**Required work**
Count the lines that include the string "title", and give only that number.
---*---
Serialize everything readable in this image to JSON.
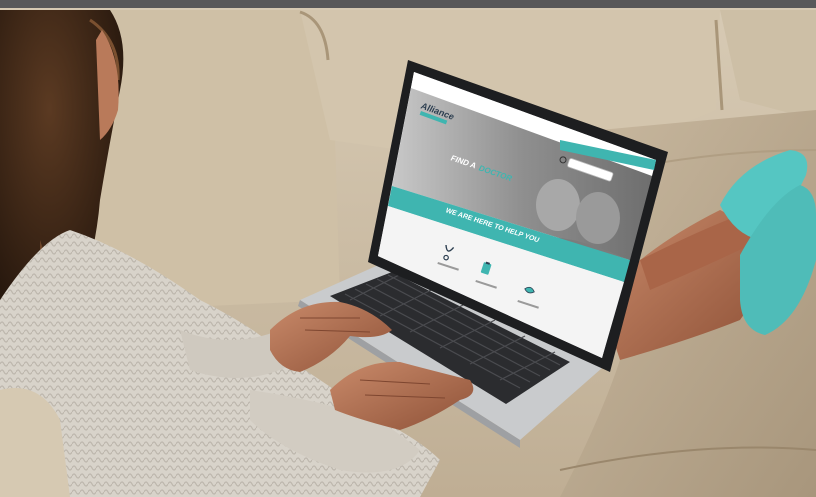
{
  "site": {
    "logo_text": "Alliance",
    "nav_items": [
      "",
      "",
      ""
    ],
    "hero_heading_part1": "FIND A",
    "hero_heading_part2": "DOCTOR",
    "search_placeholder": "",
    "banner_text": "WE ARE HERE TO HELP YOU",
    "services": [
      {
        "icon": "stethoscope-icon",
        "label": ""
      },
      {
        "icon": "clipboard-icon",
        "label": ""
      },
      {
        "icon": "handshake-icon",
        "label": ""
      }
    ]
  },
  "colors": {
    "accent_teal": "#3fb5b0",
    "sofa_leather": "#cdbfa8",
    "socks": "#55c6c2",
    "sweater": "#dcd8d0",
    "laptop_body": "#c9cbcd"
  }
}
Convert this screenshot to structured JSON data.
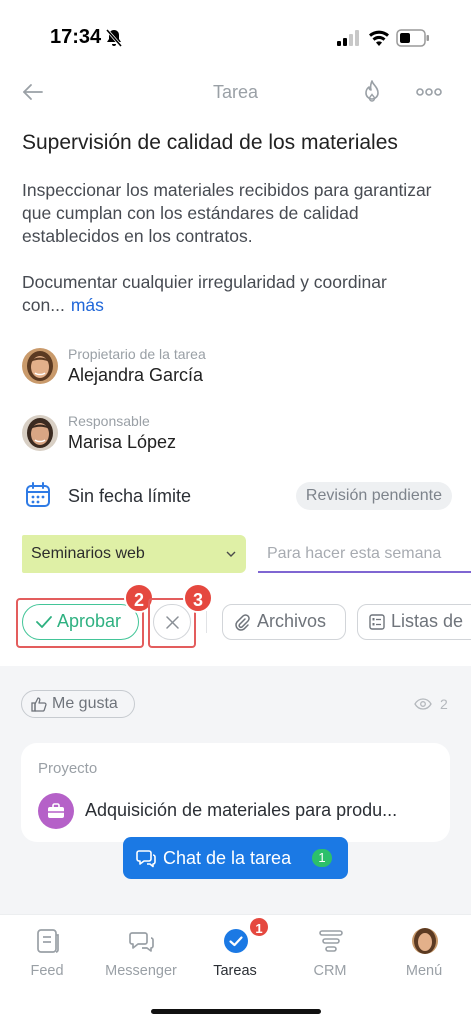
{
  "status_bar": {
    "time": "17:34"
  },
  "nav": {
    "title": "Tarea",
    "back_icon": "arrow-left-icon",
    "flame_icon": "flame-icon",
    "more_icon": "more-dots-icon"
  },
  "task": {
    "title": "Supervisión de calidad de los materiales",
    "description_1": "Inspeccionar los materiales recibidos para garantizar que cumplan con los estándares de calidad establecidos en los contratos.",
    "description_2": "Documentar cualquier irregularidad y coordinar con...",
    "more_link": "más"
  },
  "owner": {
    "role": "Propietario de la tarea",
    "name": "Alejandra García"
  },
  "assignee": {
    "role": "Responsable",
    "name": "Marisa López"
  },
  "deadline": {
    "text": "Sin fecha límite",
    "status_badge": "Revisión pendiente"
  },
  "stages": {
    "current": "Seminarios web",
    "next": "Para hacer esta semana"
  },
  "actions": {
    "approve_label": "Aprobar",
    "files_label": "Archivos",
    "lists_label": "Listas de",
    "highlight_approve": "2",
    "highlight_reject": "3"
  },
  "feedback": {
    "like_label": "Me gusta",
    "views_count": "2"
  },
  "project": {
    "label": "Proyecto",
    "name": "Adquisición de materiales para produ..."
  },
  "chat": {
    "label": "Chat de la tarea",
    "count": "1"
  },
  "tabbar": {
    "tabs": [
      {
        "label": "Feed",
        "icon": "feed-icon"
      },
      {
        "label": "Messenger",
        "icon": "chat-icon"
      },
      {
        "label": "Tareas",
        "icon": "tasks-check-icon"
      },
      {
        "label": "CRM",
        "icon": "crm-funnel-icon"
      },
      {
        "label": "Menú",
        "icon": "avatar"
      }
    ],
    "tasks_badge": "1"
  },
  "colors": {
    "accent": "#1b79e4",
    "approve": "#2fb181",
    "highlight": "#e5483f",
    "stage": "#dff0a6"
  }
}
---*---
**Response below**
2